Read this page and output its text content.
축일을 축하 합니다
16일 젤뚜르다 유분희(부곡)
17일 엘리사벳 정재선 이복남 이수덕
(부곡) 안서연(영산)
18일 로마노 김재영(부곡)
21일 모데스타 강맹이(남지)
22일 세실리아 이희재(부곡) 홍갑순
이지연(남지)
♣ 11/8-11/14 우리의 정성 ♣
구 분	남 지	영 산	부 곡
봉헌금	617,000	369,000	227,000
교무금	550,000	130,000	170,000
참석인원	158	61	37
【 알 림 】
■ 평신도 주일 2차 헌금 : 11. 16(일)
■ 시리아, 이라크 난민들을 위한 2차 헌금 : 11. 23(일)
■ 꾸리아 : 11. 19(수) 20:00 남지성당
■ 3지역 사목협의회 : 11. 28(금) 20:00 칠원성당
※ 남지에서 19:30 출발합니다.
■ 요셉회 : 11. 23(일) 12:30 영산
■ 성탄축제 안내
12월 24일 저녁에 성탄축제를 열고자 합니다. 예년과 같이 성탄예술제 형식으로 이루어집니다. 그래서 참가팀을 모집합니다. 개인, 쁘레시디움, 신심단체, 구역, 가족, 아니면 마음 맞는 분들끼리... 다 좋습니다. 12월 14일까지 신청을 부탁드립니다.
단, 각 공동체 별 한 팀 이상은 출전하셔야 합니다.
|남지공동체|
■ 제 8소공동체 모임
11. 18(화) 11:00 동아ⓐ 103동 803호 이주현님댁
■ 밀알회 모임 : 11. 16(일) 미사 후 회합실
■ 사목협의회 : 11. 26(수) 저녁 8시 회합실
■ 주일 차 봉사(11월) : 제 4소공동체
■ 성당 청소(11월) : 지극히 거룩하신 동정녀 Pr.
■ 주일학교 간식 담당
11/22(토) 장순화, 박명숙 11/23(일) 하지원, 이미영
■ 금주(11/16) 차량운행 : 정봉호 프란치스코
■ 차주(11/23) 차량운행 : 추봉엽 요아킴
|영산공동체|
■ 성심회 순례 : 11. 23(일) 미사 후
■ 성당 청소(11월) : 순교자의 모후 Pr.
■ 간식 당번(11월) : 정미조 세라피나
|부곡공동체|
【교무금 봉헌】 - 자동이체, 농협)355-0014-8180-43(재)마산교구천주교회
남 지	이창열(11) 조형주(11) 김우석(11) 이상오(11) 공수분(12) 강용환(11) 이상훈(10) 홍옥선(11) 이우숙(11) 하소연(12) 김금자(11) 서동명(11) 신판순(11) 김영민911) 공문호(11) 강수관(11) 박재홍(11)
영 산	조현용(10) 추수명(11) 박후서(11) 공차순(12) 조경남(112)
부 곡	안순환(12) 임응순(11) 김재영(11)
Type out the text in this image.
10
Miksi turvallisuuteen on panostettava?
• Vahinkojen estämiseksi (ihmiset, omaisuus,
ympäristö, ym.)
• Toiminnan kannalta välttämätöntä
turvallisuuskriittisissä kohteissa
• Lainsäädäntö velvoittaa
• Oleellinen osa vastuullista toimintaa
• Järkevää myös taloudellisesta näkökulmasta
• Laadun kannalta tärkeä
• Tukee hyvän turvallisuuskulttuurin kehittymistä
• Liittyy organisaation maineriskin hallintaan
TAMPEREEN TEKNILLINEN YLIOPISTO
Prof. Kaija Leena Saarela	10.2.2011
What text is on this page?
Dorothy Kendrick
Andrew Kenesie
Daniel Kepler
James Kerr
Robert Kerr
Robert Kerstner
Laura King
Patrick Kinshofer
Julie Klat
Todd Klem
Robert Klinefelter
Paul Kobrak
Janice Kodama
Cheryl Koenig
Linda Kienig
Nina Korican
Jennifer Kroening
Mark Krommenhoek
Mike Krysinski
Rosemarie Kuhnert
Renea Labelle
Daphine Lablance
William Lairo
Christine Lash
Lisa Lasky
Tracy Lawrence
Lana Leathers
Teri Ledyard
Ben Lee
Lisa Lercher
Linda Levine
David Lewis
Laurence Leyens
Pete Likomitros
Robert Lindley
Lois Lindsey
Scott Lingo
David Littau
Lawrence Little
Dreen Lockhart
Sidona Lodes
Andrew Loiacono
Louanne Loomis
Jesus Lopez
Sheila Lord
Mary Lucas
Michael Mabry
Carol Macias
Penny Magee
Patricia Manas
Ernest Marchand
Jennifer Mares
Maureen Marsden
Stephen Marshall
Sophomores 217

# Given problem
All of the lines above need to be given again exactly.

# Solution to this exercise
Read this page and output its text content.
축일을 축하 합니다
16일 젤뚜르다 유분희(부곡)
17일 엘리사벳 정재선 이복남 이수덕
(부곡) 안서연(영산)
18일 로마노 김재영(부곡)
21일 모데스타 강맹이(남지)
22일 세실리아 이희재(부곡) 홍갑순
이지연(남지)
♣ 11/8-11/14 우리의 정성 ♣
구 분	남 지	영 산	부 곡
봉헌금	617,000	369,000	227,000
교무금	550,000	130,000	170,000
참석인원	158	61	37
【 알 림 】
■ 평신도 주일 2차 헌금 : 11. 16(일)
■ 시리아, 이라크 난민들을 위한 2차 헌금 : 11. 23(일)
■ 꾸리아 : 11. 19(수) 20:00 남지성당
■ 3지역 사목협의회 : 11. 28(금) 20:00 칠원성당
※ 남지에서 19:30 출발합니다.
■ 요셉회 : 11. 23(일) 12:30 영산
■ 성탄축제 안내
12월 24일 저녁에 성탄축제를 열고자 합니다. 예년과 같이 성탄예술제 형식으로 이루어집니다. 그래서 참가팀을 모집합니다. 개인, 쁘레시디움, 신심단체, 구역, 가족, 아니면 마음 맞는 분들끼리... 다 좋습니다. 12월 14일까지 신청을 부탁드립니다.
단, 각 공동체 별 한 팀 이상은 출전하셔야 합니다.
|남지공동체|
■ 제 8소공동체 모임
11. 18(화) 11:00 동아ⓐ 103동 803호 이주현님댁
■ 밀알회 모임 : 11. 16(일) 미사 후 회합실
■ 사목협의회 : 11. 26(수) 저녁 8시 회합실
■ 주일 차 봉사(11월) : 제 4소공동체
■ 성당 청소(11월) : 지극히 거룩하신 동정녀 Pr.
■ 주일학교 간식 담당
11/22(토) 장순화, 박명숙 11/23(일) 하지원, 이미영
■ 금주(11/16) 차량운행 : 정봉호 프란치스코
■ 차주(11/23) 차량운행 : 추봉엽 요아킴
|영산공동체|
■ 성심회 순례 : 11. 23(일) 미사 후
■ 성당 청소(11월) : 순교자의 모후 Pr.
■ 간식 당번(11월) : 정미조 세라피나
|부곡공동체|
【교무금 봉헌】 - 자동이체, 농협)355-0014-8180-43(재)마산교구천주교회
남 지	이창열(11) 조형주(11) 김우석(11) 이상오(11) 공수분(12) 강용환(11) 이상훈(10) 홍옥선(11) 이우숙(11) 하소연(12) 김금자(11) 서동명(11) 신판순(11) 김영민911) 공문호(11) 강수관(11) 박재홍(11)
영 산	조현용(10) 추수명(11) 박후서(11) 공차순(12) 조경남(112)
부 곡	안순환(12) 임응순(11) 김재영(11)
Type out the text in this image.
10
Miksi turvallisuuteen on panostettava?
• Vahinkojen estämiseksi (ihmiset, omaisuus,
ympäristö, ym.)
• Toiminnan kannalta välttämätöntä
turvallisuuskriittisissä kohteissa
• Lainsäädäntö velvoittaa
• Oleellinen osa vastuullista toimintaa
• Järkevää myös taloudellisesta näkökulmasta
• Laadun kannalta tärkeä
• Tukee hyvän turvallisuuskulttuurin kehittymistä
• Liittyy organisaation maineriskin hallintaan
TAMPEREEN TEKNILLINEN YLIOPISTO
Prof. Kaija Leena Saarela	10.2.2011
What text is on this page?
Dorothy Kendrick
Andrew Kenesie
Daniel Kepler
James Kerr
Robert Kerr
Robert Kerstner
Laura King
Patrick Kinshofer
Julie Klat
Todd Klem
Robert Klinefelter
Paul Kobrak
Janice Kodama
Cheryl Koenig
Linda Kienig
Nina Korican
Jennifer Kroening
Mark Krommenhoek
Mike Krysinski
Rosemarie Kuhnert
Renea Labelle
Daphine Lablance
William Lairo
Christine Lash
Lisa Lasky
Tracy Lawrence
Lana Leathers
Teri Ledyard
Ben Lee
Lisa Lercher
Linda Levine
David Lewis
Laurence Leyens
Pete Likomitros
Robert Lindley
Lois Lindsey
Scott Lingo
David Littau
Lawrence Little
Dreen Lockhart
Sidona Lodes
Andrew Loiacono
Louanne Loomis
Jesus Lopez
Sheila Lord
Mary Lucas
Michael Mabry
Carol Macias
Penny Magee
Patricia Manas
Ernest Marchand
Jennifer Mares
Maureen Marsden
Stephen Marshall
Sophomores 217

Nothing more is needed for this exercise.